Task details: Copy out each line exactly as it appears.

-- Begin --

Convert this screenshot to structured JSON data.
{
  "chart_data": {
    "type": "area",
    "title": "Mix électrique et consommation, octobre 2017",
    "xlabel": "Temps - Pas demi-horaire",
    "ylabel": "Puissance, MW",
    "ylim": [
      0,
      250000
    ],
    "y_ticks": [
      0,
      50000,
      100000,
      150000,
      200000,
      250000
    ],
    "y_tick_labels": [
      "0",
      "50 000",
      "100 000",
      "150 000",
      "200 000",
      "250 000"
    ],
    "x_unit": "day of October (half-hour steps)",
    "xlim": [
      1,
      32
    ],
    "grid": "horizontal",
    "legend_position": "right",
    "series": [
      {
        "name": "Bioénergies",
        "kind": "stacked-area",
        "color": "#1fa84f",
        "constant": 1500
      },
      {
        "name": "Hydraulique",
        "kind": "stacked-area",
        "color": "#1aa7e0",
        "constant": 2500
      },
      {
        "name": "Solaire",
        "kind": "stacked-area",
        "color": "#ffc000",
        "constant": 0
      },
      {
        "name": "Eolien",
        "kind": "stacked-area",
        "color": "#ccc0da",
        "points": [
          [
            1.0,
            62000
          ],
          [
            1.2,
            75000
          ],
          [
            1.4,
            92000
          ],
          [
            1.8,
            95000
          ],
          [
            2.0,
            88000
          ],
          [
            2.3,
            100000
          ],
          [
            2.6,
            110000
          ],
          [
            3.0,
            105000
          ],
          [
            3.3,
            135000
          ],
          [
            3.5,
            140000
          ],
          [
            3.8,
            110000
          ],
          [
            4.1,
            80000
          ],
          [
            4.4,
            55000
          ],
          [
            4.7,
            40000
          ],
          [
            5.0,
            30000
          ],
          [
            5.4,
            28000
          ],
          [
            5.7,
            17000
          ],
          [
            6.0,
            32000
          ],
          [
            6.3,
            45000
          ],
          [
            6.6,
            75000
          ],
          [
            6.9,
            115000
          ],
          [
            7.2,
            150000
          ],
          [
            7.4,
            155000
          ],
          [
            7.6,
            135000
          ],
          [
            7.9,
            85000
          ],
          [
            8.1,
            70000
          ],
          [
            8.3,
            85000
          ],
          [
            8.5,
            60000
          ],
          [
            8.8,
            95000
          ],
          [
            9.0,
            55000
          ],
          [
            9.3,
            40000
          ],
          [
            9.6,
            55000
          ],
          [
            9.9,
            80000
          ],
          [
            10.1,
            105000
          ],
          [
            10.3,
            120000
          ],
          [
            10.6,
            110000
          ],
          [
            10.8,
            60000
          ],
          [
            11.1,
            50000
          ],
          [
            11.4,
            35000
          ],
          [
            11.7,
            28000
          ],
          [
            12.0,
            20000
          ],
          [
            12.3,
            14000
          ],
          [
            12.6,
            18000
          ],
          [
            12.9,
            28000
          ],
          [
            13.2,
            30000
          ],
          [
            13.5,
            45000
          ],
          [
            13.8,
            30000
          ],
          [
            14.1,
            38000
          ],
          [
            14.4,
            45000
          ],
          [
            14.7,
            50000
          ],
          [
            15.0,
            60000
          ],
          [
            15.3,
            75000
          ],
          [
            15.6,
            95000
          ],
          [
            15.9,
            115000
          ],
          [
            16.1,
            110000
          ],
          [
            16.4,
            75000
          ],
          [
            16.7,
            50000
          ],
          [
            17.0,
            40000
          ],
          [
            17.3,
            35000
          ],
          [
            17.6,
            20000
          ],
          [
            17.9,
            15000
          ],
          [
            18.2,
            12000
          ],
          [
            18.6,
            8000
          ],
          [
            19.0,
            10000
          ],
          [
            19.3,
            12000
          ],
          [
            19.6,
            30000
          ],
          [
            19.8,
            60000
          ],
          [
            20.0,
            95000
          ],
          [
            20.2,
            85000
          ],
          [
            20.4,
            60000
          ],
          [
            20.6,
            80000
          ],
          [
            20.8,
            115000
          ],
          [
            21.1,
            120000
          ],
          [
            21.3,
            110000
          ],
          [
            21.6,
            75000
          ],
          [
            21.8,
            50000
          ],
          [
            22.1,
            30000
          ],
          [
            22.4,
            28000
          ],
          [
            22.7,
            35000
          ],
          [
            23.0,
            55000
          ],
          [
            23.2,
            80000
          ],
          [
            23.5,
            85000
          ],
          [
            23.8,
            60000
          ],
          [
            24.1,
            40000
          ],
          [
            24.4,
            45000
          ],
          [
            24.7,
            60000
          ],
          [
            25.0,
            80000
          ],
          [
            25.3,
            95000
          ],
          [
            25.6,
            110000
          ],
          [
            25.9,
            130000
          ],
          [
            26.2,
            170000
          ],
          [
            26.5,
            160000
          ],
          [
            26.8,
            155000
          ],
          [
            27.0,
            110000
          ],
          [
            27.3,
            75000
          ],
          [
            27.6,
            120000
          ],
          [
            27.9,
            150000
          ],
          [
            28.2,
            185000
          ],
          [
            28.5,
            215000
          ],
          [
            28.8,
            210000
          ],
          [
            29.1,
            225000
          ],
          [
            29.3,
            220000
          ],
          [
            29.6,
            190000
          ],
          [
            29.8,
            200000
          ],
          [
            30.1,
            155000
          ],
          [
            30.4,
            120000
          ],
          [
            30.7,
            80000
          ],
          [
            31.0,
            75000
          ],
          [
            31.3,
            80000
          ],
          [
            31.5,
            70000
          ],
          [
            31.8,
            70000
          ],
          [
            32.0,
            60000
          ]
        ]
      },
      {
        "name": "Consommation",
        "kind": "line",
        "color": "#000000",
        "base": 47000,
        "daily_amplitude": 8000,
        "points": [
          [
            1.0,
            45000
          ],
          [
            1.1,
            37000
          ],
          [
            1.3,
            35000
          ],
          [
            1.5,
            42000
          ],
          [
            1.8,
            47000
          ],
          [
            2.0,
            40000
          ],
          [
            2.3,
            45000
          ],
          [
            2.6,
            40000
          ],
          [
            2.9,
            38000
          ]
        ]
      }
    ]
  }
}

-- End --

Solution to this exercise:
Convert this screenshot to structured JSON data.
{
  "chart_data": {
    "type": "area",
    "title": "Mix électrique et consommation, octobre 2017",
    "xlabel": "Temps - Pas demi-horaire",
    "ylabel": "Puissance, MW",
    "ylim": [
      0,
      250000
    ],
    "y_ticks": [
      0,
      50000,
      100000,
      150000,
      200000,
      250000
    ],
    "y_tick_labels": [
      "0",
      "50 000",
      "100 000",
      "150 000",
      "200 000",
      "250 000"
    ],
    "x_unit": "day of October (half-hour steps)",
    "xlim": [
      1,
      32
    ],
    "grid": "horizontal",
    "legend_position": "right",
    "series": [
      {
        "name": "Bioénergies",
        "kind": "stacked-area",
        "color": "#1fa84f",
        "constant": 1500
      },
      {
        "name": "Hydraulique",
        "kind": "stacked-area",
        "color": "#1aa7e0",
        "constant": 2500
      },
      {
        "name": "Solaire",
        "kind": "stacked-area",
        "color": "#ffc000",
        "constant": 0
      },
      {
        "name": "Eolien",
        "kind": "stacked-area",
        "color": "#ccc0da",
        "points": [
          [
            1.0,
            62000
          ],
          [
            1.2,
            75000
          ],
          [
            1.4,
            92000
          ],
          [
            1.8,
            95000
          ],
          [
            2.0,
            88000
          ],
          [
            2.3,
            100000
          ],
          [
            2.6,
            110000
          ],
          [
            3.0,
            105000
          ],
          [
            3.3,
            135000
          ],
          [
            3.5,
            140000
          ],
          [
            3.8,
            110000
          ],
          [
            4.1,
            80000
          ],
          [
            4.4,
            55000
          ],
          [
            4.7,
            40000
          ],
          [
            5.0,
            30000
          ],
          [
            5.4,
            28000
          ],
          [
            5.7,
            17000
          ],
          [
            6.0,
            32000
          ],
          [
            6.3,
            45000
          ],
          [
            6.6,
            75000
          ],
          [
            6.9,
            115000
          ],
          [
            7.2,
            150000
          ],
          [
            7.4,
            155000
          ],
          [
            7.6,
            135000
          ],
          [
            7.9,
            85000
          ],
          [
            8.1,
            70000
          ],
          [
            8.3,
            85000
          ],
          [
            8.5,
            60000
          ],
          [
            8.8,
            95000
          ],
          [
            9.0,
            55000
          ],
          [
            9.3,
            40000
          ],
          [
            9.6,
            55000
          ],
          [
            9.9,
            80000
          ],
          [
            10.1,
            105000
          ],
          [
            10.3,
            120000
          ],
          [
            10.6,
            110000
          ],
          [
            10.8,
            60000
          ],
          [
            11.1,
            50000
          ],
          [
            11.4,
            35000
          ],
          [
            11.7,
            28000
          ],
          [
            12.0,
            20000
          ],
          [
            12.3,
            14000
          ],
          [
            12.6,
            18000
          ],
          [
            12.9,
            28000
          ],
          [
            13.2,
            30000
          ],
          [
            13.5,
            45000
          ],
          [
            13.8,
            30000
          ],
          [
            14.1,
            38000
          ],
          [
            14.4,
            45000
          ],
          [
            14.7,
            50000
          ],
          [
            15.0,
            60000
          ],
          [
            15.3,
            75000
          ],
          [
            15.6,
            95000
          ],
          [
            15.9,
            115000
          ],
          [
            16.1,
            110000
          ],
          [
            16.4,
            75000
          ],
          [
            16.7,
            50000
          ],
          [
            17.0,
            40000
          ],
          [
            17.3,
            35000
          ],
          [
            17.6,
            20000
          ],
          [
            17.9,
            15000
          ],
          [
            18.2,
            12000
          ],
          [
            18.6,
            8000
          ],
          [
            19.0,
            10000
          ],
          [
            19.3,
            12000
          ],
          [
            19.6,
            30000
          ],
          [
            19.8,
            60000
          ],
          [
            20.0,
            95000
          ],
          [
            20.2,
            85000
          ],
          [
            20.4,
            60000
          ],
          [
            20.6,
            80000
          ],
          [
            20.8,
            115000
          ],
          [
            21.1,
            120000
          ],
          [
            21.3,
            110000
          ],
          [
            21.6,
            75000
          ],
          [
            21.8,
            50000
          ],
          [
            22.1,
            30000
          ],
          [
            22.4,
            28000
          ],
          [
            22.7,
            35000
          ],
          [
            23.0,
            55000
          ],
          [
            23.2,
            80000
          ],
          [
            23.5,
            85000
          ],
          [
            23.8,
            60000
          ],
          [
            24.1,
            40000
          ],
          [
            24.4,
            45000
          ],
          [
            24.7,
            60000
          ],
          [
            25.0,
            80000
          ],
          [
            25.3,
            95000
          ],
          [
            25.6,
            110000
          ],
          [
            25.9,
            130000
          ],
          [
            26.2,
            170000
          ],
          [
            26.5,
            160000
          ],
          [
            26.8,
            155000
          ],
          [
            27.0,
            110000
          ],
          [
            27.3,
            75000
          ],
          [
            27.6,
            120000
          ],
          [
            27.9,
            150000
          ],
          [
            28.2,
            185000
          ],
          [
            28.5,
            215000
          ],
          [
            28.8,
            210000
          ],
          [
            29.1,
            225000
          ],
          [
            29.3,
            220000
          ],
          [
            29.6,
            190000
          ],
          [
            29.8,
            200000
          ],
          [
            30.1,
            155000
          ],
          [
            30.4,
            120000
          ],
          [
            30.7,
            80000
          ],
          [
            31.0,
            75000
          ],
          [
            31.3,
            80000
          ],
          [
            31.5,
            70000
          ],
          [
            31.8,
            70000
          ],
          [
            32.0,
            60000
          ]
        ]
      },
      {
        "name": "Consommation",
        "kind": "line",
        "color": "#000000",
        "base": 47000,
        "daily_amplitude": 8000,
        "points": [
          [
            1.0,
            45000
          ],
          [
            1.1,
            37000
          ],
          [
            1.3,
            35000
          ],
          [
            1.5,
            42000
          ],
          [
            1.8,
            47000
          ],
          [
            2.0,
            40000
          ],
          [
            2.3,
            45000
          ],
          [
            2.6,
            40000
          ],
          [
            2.9,
            38000
          ]
        ]
      }
    ]
  }
}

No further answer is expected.